== Extracted information ==

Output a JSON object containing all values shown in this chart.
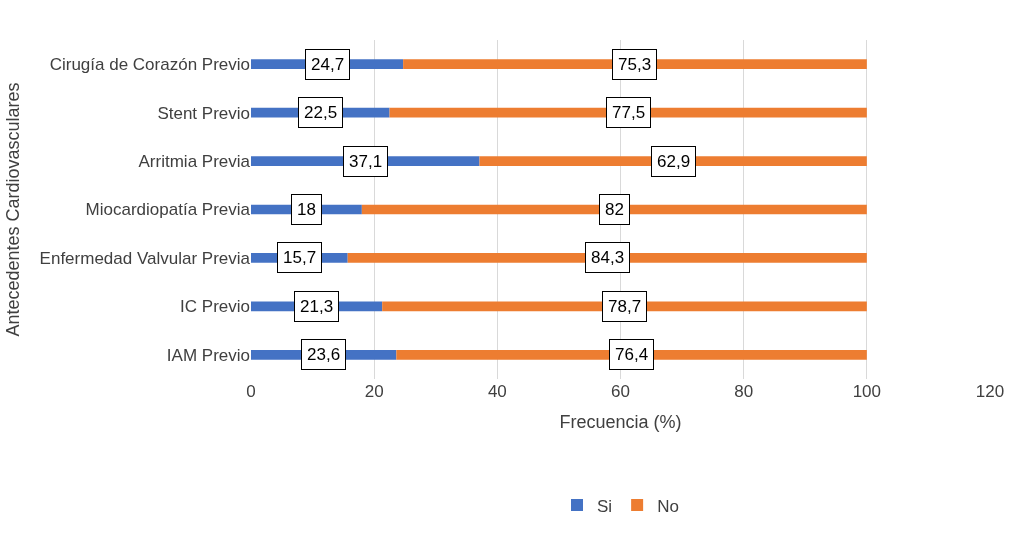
{
  "chart_data": {
    "type": "bar",
    "orientation": "horizontal",
    "stacked": true,
    "xlabel": "Frecuencia (%)",
    "ylabel": "Antecedentes Cardiovasculares",
    "categories": [
      "Cirugía de Corazón Previo",
      "Stent Previo",
      "Arritmia Previa",
      "Miocardiopatía Previa",
      "Enfermedad Valvular Previa",
      "IC Previo",
      "IAM Previo"
    ],
    "series": [
      {
        "name": "Si",
        "color": "#4472c4",
        "values": [
          24.7,
          22.5,
          37.1,
          18,
          15.7,
          21.3,
          23.6
        ],
        "value_labels": [
          "24,7",
          "22,5",
          "37,1",
          "18",
          "15,7",
          "21,3",
          "23,6"
        ]
      },
      {
        "name": "No",
        "color": "#ed7d31",
        "values": [
          75.3,
          77.5,
          62.9,
          82,
          84.3,
          78.7,
          76.4
        ],
        "value_labels": [
          "75,3",
          "77,5",
          "62,9",
          "82",
          "84,3",
          "78,7",
          "76,4"
        ]
      }
    ],
    "xlim": [
      0,
      120
    ],
    "xticks": [
      0,
      20,
      40,
      60,
      80,
      100,
      120
    ],
    "grid": "x",
    "legend": "bottom"
  }
}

===

Problem to work on:
Copy every record above exactly, leaving out the pictures.

Expected answer:
Output a JSON object containing all values shown in this chart.
{
  "chart_data": {
    "type": "bar",
    "orientation": "horizontal",
    "stacked": true,
    "xlabel": "Frecuencia (%)",
    "ylabel": "Antecedentes Cardiovasculares",
    "categories": [
      "Cirugía de Corazón Previo",
      "Stent Previo",
      "Arritmia Previa",
      "Miocardiopatía Previa",
      "Enfermedad Valvular Previa",
      "IC Previo",
      "IAM Previo"
    ],
    "series": [
      {
        "name": "Si",
        "color": "#4472c4",
        "values": [
          24.7,
          22.5,
          37.1,
          18,
          15.7,
          21.3,
          23.6
        ],
        "value_labels": [
          "24,7",
          "22,5",
          "37,1",
          "18",
          "15,7",
          "21,3",
          "23,6"
        ]
      },
      {
        "name": "No",
        "color": "#ed7d31",
        "values": [
          75.3,
          77.5,
          62.9,
          82,
          84.3,
          78.7,
          76.4
        ],
        "value_labels": [
          "75,3",
          "77,5",
          "62,9",
          "82",
          "84,3",
          "78,7",
          "76,4"
        ]
      }
    ],
    "xlim": [
      0,
      120
    ],
    "xticks": [
      0,
      20,
      40,
      60,
      80,
      100,
      120
    ],
    "grid": "x",
    "legend": "bottom"
  }
}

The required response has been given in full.